__Aim__
Your task is to output the data exactly as it stands.

Stored items
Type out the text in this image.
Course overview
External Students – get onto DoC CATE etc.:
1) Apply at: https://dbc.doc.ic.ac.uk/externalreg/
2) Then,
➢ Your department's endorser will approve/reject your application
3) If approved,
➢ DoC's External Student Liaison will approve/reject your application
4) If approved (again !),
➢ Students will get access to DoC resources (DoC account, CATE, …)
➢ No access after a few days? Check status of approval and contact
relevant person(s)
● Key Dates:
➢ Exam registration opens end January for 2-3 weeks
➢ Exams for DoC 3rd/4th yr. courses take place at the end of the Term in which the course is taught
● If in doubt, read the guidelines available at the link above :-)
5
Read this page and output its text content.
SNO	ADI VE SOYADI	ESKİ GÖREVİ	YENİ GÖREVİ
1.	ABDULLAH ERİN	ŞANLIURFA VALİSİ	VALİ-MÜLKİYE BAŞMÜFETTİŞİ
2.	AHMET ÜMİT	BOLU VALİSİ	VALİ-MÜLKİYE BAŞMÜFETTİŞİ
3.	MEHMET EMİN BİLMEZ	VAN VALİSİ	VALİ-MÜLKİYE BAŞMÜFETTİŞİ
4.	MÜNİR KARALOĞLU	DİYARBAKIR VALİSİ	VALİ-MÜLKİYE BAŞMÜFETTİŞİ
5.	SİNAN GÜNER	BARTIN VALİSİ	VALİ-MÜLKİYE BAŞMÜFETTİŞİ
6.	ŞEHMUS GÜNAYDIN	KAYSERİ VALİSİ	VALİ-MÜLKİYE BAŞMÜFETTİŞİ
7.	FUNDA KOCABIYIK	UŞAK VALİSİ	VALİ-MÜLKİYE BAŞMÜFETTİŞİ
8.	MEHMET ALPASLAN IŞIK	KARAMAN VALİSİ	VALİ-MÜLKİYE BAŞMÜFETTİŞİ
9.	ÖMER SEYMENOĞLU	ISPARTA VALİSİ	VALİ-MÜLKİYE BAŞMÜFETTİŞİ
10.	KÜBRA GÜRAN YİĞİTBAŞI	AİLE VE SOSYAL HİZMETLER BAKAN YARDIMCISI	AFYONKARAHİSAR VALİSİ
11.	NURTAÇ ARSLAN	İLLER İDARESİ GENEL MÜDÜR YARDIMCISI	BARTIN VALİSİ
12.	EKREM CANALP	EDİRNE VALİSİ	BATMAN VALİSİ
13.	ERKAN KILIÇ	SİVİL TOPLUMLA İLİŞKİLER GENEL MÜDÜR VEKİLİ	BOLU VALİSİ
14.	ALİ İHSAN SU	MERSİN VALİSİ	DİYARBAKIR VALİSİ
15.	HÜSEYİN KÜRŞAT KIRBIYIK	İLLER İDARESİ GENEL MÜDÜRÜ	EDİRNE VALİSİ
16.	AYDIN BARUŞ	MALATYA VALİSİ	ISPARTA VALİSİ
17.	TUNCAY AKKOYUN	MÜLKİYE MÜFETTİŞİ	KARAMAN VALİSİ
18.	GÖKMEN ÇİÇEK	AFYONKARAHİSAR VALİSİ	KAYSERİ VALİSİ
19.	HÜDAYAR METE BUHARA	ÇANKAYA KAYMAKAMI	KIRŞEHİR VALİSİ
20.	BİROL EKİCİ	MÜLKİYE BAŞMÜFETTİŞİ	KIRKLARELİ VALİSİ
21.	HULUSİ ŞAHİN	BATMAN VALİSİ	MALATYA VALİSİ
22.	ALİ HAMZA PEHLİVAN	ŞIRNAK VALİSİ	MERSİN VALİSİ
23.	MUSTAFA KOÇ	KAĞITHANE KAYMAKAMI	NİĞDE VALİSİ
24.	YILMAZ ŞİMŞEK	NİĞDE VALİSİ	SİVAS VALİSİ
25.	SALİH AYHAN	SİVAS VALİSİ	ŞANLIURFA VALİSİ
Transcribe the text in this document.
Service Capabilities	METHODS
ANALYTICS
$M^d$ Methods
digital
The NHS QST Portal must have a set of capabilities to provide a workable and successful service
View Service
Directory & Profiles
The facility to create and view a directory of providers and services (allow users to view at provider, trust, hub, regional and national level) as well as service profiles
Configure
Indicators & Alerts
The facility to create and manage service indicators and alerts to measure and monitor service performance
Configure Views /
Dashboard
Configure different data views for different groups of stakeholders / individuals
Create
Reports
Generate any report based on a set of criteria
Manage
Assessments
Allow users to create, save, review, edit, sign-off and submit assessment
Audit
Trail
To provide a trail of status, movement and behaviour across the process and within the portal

__The solution__
Type out the text in this image.
Course overview
External Students – get onto DoC CATE etc.:
1) Apply at: https://dbc.doc.ic.ac.uk/externalreg/
2) Then,
➢ Your department's endorser will approve/reject your application
3) If approved,
➢ DoC's External Student Liaison will approve/reject your application
4) If approved (again !),
➢ Students will get access to DoC resources (DoC account, CATE, …)
➢ No access after a few days? Check status of approval and contact
relevant person(s)
● Key Dates:
➢ Exam registration opens end January for 2-3 weeks
➢ Exams for DoC 3rd/4th yr. courses take place at the end of the Term in which the course is taught
● If in doubt, read the guidelines available at the link above :-)
5
Read this page and output its text content.
SNO	ADI VE SOYADI	ESKİ GÖREVİ	YENİ GÖREVİ
1.	ABDULLAH ERİN	ŞANLIURFA VALİSİ	VALİ-MÜLKİYE BAŞMÜFETTİŞİ
2.	AHMET ÜMİT	BOLU VALİSİ	VALİ-MÜLKİYE BAŞMÜFETTİŞİ
3.	MEHMET EMİN BİLMEZ	VAN VALİSİ	VALİ-MÜLKİYE BAŞMÜFETTİŞİ
4.	MÜNİR KARALOĞLU	DİYARBAKIR VALİSİ	VALİ-MÜLKİYE BAŞMÜFETTİŞİ
5.	SİNAN GÜNER	BARTIN VALİSİ	VALİ-MÜLKİYE BAŞMÜFETTİŞİ
6.	ŞEHMUS GÜNAYDIN	KAYSERİ VALİSİ	VALİ-MÜLKİYE BAŞMÜFETTİŞİ
7.	FUNDA KOCABIYIK	UŞAK VALİSİ	VALİ-MÜLKİYE BAŞMÜFETTİŞİ
8.	MEHMET ALPASLAN IŞIK	KARAMAN VALİSİ	VALİ-MÜLKİYE BAŞMÜFETTİŞİ
9.	ÖMER SEYMENOĞLU	ISPARTA VALİSİ	VALİ-MÜLKİYE BAŞMÜFETTİŞİ
10.	KÜBRA GÜRAN YİĞİTBAŞI	AİLE VE SOSYAL HİZMETLER BAKAN YARDIMCISI	AFYONKARAHİSAR VALİSİ
11.	NURTAÇ ARSLAN	İLLER İDARESİ GENEL MÜDÜR YARDIMCISI	BARTIN VALİSİ
12.	EKREM CANALP	EDİRNE VALİSİ	BATMAN VALİSİ
13.	ERKAN KILIÇ	SİVİL TOPLUMLA İLİŞKİLER GENEL MÜDÜR VEKİLİ	BOLU VALİSİ
14.	ALİ İHSAN SU	MERSİN VALİSİ	DİYARBAKIR VALİSİ
15.	HÜSEYİN KÜRŞAT KIRBIYIK	İLLER İDARESİ GENEL MÜDÜRÜ	EDİRNE VALİSİ
16.	AYDIN BARUŞ	MALATYA VALİSİ	ISPARTA VALİSİ
17.	TUNCAY AKKOYUN	MÜLKİYE MÜFETTİŞİ	KARAMAN VALİSİ
18.	GÖKMEN ÇİÇEK	AFYONKARAHİSAR VALİSİ	KAYSERİ VALİSİ
19.	HÜDAYAR METE BUHARA	ÇANKAYA KAYMAKAMI	KIRŞEHİR VALİSİ
20.	BİROL EKİCİ	MÜLKİYE BAŞMÜFETTİŞİ	KIRKLARELİ VALİSİ
21.	HULUSİ ŞAHİN	BATMAN VALİSİ	MALATYA VALİSİ
22.	ALİ HAMZA PEHLİVAN	ŞIRNAK VALİSİ	MERSİN VALİSİ
23.	MUSTAFA KOÇ	KAĞITHANE KAYMAKAMI	NİĞDE VALİSİ
24.	YILMAZ ŞİMŞEK	NİĞDE VALİSİ	SİVAS VALİSİ
25.	SALİH AYHAN	SİVAS VALİSİ	ŞANLIURFA VALİSİ
Transcribe the text in this document.
Service Capabilities	METHODS
ANALYTICS
$M^d$ Methods
digital
The NHS QST Portal must have a set of capabilities to provide a workable and successful service
View Service
Directory & Profiles
The facility to create and view a directory of providers and services (allow users to view at provider, trust, hub, regional and national level) as well as service profiles
Configure
Indicators & Alerts
The facility to create and manage service indicators and alerts to measure and monitor service performance
Configure Views /
Dashboard
Configure different data views for different groups of stakeholders / individuals
Create
Reports
Generate any report based on a set of criteria
Manage
Assessments
Allow users to create, save, review, edit, sign-off and submit assessment
Audit
Trail
To provide a trail of status, movement and behaviour across the process and within the portal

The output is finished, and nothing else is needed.